**THE REQUEST:**
Return the entries verbatim and drop every picture.

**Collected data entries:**
──────
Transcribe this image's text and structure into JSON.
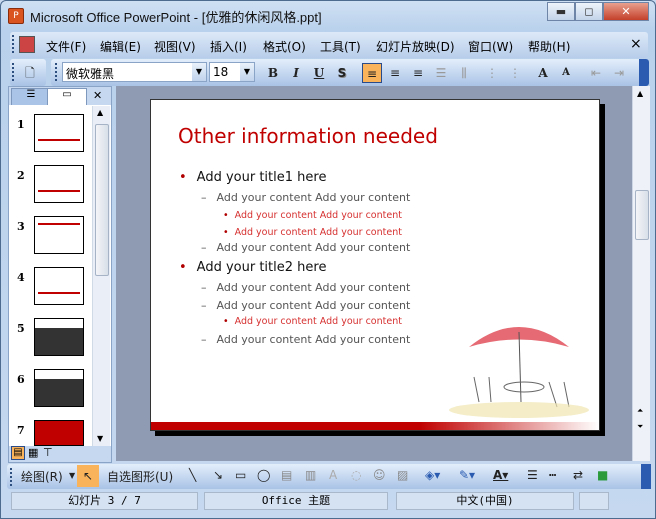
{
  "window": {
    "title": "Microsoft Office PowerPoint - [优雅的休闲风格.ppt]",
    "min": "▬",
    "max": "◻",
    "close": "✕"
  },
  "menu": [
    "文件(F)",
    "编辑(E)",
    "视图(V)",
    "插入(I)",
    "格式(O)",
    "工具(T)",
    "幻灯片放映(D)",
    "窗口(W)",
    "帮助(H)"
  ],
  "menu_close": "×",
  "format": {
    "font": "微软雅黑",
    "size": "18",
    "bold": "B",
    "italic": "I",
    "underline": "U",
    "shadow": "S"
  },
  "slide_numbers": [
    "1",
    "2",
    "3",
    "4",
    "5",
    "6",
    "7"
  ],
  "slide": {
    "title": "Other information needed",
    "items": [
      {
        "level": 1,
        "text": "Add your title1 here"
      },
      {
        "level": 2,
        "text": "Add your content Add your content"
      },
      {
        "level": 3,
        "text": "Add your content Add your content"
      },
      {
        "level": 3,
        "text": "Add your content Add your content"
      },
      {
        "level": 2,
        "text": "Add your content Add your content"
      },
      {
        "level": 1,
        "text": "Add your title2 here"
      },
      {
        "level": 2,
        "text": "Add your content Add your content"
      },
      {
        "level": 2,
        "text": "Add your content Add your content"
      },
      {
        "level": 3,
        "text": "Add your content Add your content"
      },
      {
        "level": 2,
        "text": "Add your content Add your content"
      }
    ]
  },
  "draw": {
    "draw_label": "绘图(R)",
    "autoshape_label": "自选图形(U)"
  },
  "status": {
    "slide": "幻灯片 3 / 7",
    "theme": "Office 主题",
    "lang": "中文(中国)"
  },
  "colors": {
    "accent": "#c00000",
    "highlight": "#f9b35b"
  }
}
──────
**WRITTEN SOLUTION:**
Transcribe this image's text and structure into JSON.
{
  "window": {
    "title": "Microsoft Office PowerPoint - [优雅的休闲风格.ppt]",
    "min": "▬",
    "max": "◻",
    "close": "✕"
  },
  "menu": [
    "文件(F)",
    "编辑(E)",
    "视图(V)",
    "插入(I)",
    "格式(O)",
    "工具(T)",
    "幻灯片放映(D)",
    "窗口(W)",
    "帮助(H)"
  ],
  "menu_close": "×",
  "format": {
    "font": "微软雅黑",
    "size": "18",
    "bold": "B",
    "italic": "I",
    "underline": "U",
    "shadow": "S"
  },
  "slide_numbers": [
    "1",
    "2",
    "3",
    "4",
    "5",
    "6",
    "7"
  ],
  "slide": {
    "title": "Other information needed",
    "items": [
      {
        "level": 1,
        "text": "Add your title1 here"
      },
      {
        "level": 2,
        "text": "Add your content Add your content"
      },
      {
        "level": 3,
        "text": "Add your content Add your content"
      },
      {
        "level": 3,
        "text": "Add your content Add your content"
      },
      {
        "level": 2,
        "text": "Add your content Add your content"
      },
      {
        "level": 1,
        "text": "Add your title2 here"
      },
      {
        "level": 2,
        "text": "Add your content Add your content"
      },
      {
        "level": 2,
        "text": "Add your content Add your content"
      },
      {
        "level": 3,
        "text": "Add your content Add your content"
      },
      {
        "level": 2,
        "text": "Add your content Add your content"
      }
    ]
  },
  "draw": {
    "draw_label": "绘图(R)",
    "autoshape_label": "自选图形(U)"
  },
  "status": {
    "slide": "幻灯片 3 / 7",
    "theme": "Office 主题",
    "lang": "中文(中国)"
  },
  "colors": {
    "accent": "#c00000",
    "highlight": "#f9b35b"
  }
}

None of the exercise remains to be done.